TASK TO COMPLETE = Will you output the entries below exactly, skipping every image they contain?

SUPPLIED DATA =
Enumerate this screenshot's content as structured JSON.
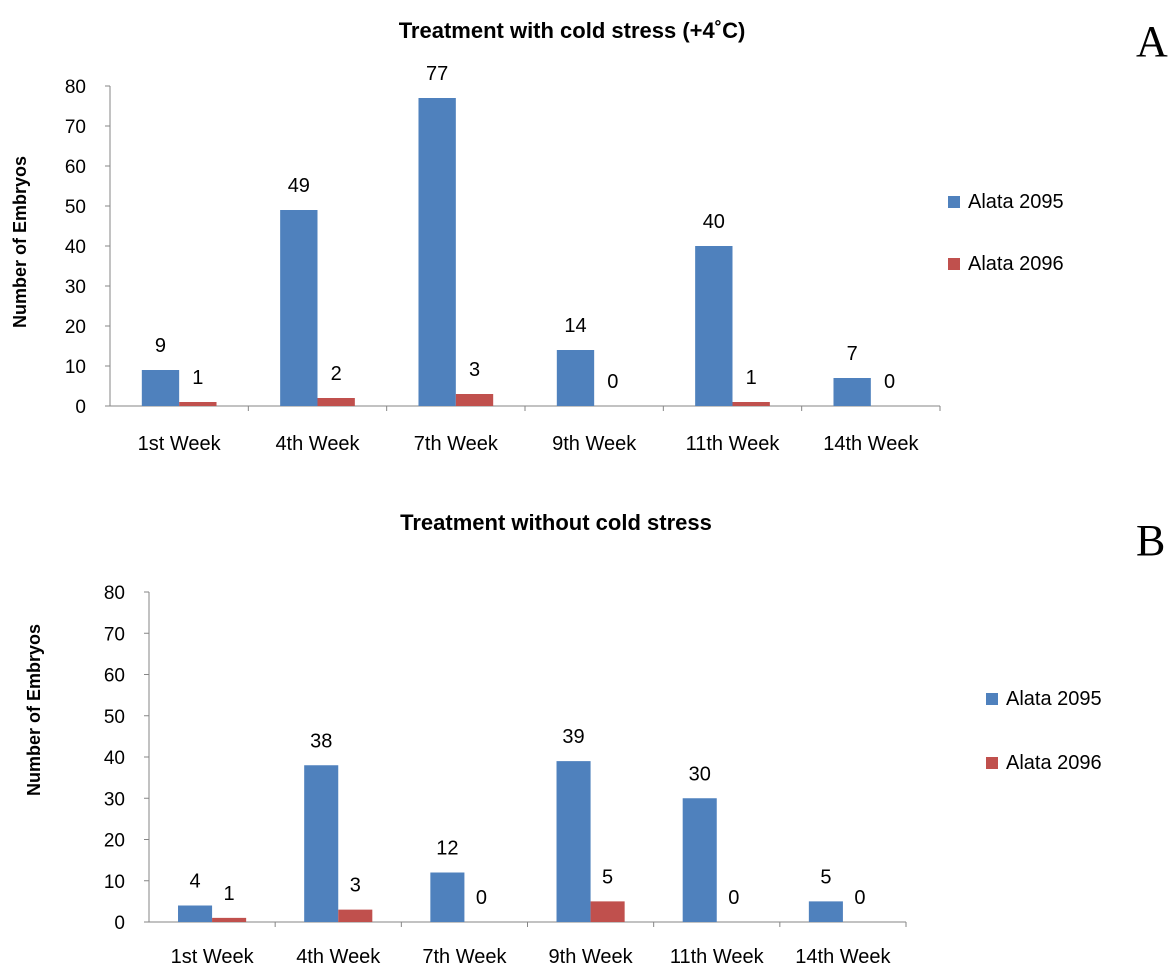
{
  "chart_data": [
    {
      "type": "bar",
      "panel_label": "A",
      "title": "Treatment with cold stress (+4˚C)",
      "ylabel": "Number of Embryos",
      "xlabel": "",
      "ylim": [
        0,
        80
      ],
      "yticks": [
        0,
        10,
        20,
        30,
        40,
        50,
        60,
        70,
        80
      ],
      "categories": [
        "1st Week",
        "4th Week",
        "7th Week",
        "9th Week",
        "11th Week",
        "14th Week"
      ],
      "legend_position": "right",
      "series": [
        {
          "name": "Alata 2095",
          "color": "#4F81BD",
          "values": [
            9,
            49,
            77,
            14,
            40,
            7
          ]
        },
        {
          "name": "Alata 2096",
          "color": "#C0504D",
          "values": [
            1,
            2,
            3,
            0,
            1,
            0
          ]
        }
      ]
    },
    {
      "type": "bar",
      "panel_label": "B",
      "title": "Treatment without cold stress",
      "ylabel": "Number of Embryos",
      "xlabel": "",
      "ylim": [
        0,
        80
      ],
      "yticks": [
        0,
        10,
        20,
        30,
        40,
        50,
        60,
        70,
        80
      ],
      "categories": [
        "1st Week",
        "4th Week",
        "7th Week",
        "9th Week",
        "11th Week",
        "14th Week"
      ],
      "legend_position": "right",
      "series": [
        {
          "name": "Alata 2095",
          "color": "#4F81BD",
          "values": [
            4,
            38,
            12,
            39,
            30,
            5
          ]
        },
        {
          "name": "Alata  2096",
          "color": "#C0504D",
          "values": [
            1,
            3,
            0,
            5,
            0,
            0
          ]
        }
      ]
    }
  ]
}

WRITTEN SOLUTION =
Enumerate this screenshot's content as structured JSON.
{
  "chart_data": [
    {
      "type": "bar",
      "panel_label": "A",
      "title": "Treatment with cold stress (+4˚C)",
      "ylabel": "Number of Embryos",
      "xlabel": "",
      "ylim": [
        0,
        80
      ],
      "yticks": [
        0,
        10,
        20,
        30,
        40,
        50,
        60,
        70,
        80
      ],
      "categories": [
        "1st Week",
        "4th Week",
        "7th Week",
        "9th Week",
        "11th Week",
        "14th Week"
      ],
      "legend_position": "right",
      "series": [
        {
          "name": "Alata 2095",
          "color": "#4F81BD",
          "values": [
            9,
            49,
            77,
            14,
            40,
            7
          ]
        },
        {
          "name": "Alata 2096",
          "color": "#C0504D",
          "values": [
            1,
            2,
            3,
            0,
            1,
            0
          ]
        }
      ]
    },
    {
      "type": "bar",
      "panel_label": "B",
      "title": "Treatment without cold stress",
      "ylabel": "Number of Embryos",
      "xlabel": "",
      "ylim": [
        0,
        80
      ],
      "yticks": [
        0,
        10,
        20,
        30,
        40,
        50,
        60,
        70,
        80
      ],
      "categories": [
        "1st Week",
        "4th Week",
        "7th Week",
        "9th Week",
        "11th Week",
        "14th Week"
      ],
      "legend_position": "right",
      "series": [
        {
          "name": "Alata 2095",
          "color": "#4F81BD",
          "values": [
            4,
            38,
            12,
            39,
            30,
            5
          ]
        },
        {
          "name": "Alata  2096",
          "color": "#C0504D",
          "values": [
            1,
            3,
            0,
            5,
            0,
            0
          ]
        }
      ]
    }
  ]
}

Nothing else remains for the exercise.